Restate the data below word for word. Skip any images it contains.

************

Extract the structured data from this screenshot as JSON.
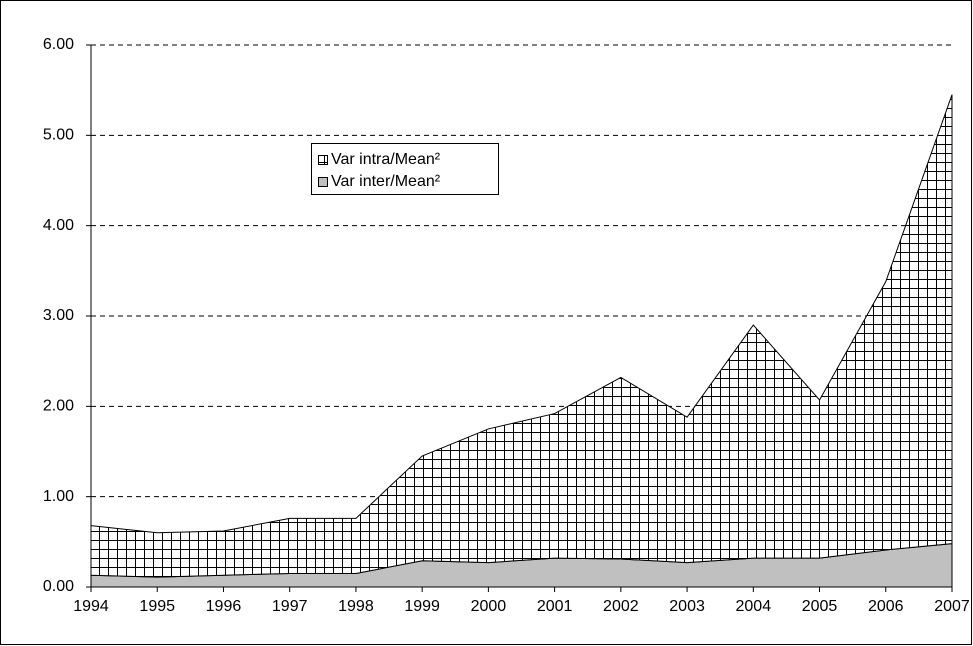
{
  "chart_data": {
    "type": "stacked_area",
    "categories": [
      "1994",
      "1995",
      "1996",
      "1997",
      "1998",
      "1999",
      "2000",
      "2001",
      "2002",
      "2003",
      "2004",
      "2005",
      "2006",
      "2007"
    ],
    "series": [
      {
        "name": "Var inter/Mean²",
        "color": "#c0c0c0",
        "values": [
          0.13,
          0.11,
          0.13,
          0.15,
          0.15,
          0.29,
          0.27,
          0.32,
          0.31,
          0.27,
          0.32,
          0.32,
          0.41,
          0.48
        ]
      },
      {
        "name": "Var intra/Mean²",
        "color": "#ffffff",
        "hatch": "grid",
        "values": [
          0.55,
          0.49,
          0.49,
          0.61,
          0.61,
          1.16,
          1.48,
          1.6,
          2.01,
          1.61,
          2.58,
          1.75,
          2.97,
          4.97
        ]
      }
    ],
    "ylim": [
      0,
      6
    ],
    "yticks": [
      {
        "value": 0,
        "label": "0.00"
      },
      {
        "value": 1,
        "label": "1.00"
      },
      {
        "value": 2,
        "label": "2.00"
      },
      {
        "value": 3,
        "label": "3.00"
      },
      {
        "value": 4,
        "label": "4.00"
      },
      {
        "value": 5,
        "label": "5.00"
      },
      {
        "value": 6,
        "label": "6.00"
      }
    ],
    "grid": true
  }
}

************

Solution to the exercise ::
Extract the structured data from this screenshot as JSON.
{
  "chart_data": {
    "type": "stacked_area",
    "categories": [
      "1994",
      "1995",
      "1996",
      "1997",
      "1998",
      "1999",
      "2000",
      "2001",
      "2002",
      "2003",
      "2004",
      "2005",
      "2006",
      "2007"
    ],
    "series": [
      {
        "name": "Var inter/Mean²",
        "color": "#c0c0c0",
        "values": [
          0.13,
          0.11,
          0.13,
          0.15,
          0.15,
          0.29,
          0.27,
          0.32,
          0.31,
          0.27,
          0.32,
          0.32,
          0.41,
          0.48
        ]
      },
      {
        "name": "Var intra/Mean²",
        "color": "#ffffff",
        "hatch": "grid",
        "values": [
          0.55,
          0.49,
          0.49,
          0.61,
          0.61,
          1.16,
          1.48,
          1.6,
          2.01,
          1.61,
          2.58,
          1.75,
          2.97,
          4.97
        ]
      }
    ],
    "ylim": [
      0,
      6
    ],
    "yticks": [
      {
        "value": 0,
        "label": "0.00"
      },
      {
        "value": 1,
        "label": "1.00"
      },
      {
        "value": 2,
        "label": "2.00"
      },
      {
        "value": 3,
        "label": "3.00"
      },
      {
        "value": 4,
        "label": "4.00"
      },
      {
        "value": 5,
        "label": "5.00"
      },
      {
        "value": 6,
        "label": "6.00"
      }
    ],
    "grid": true
  }
}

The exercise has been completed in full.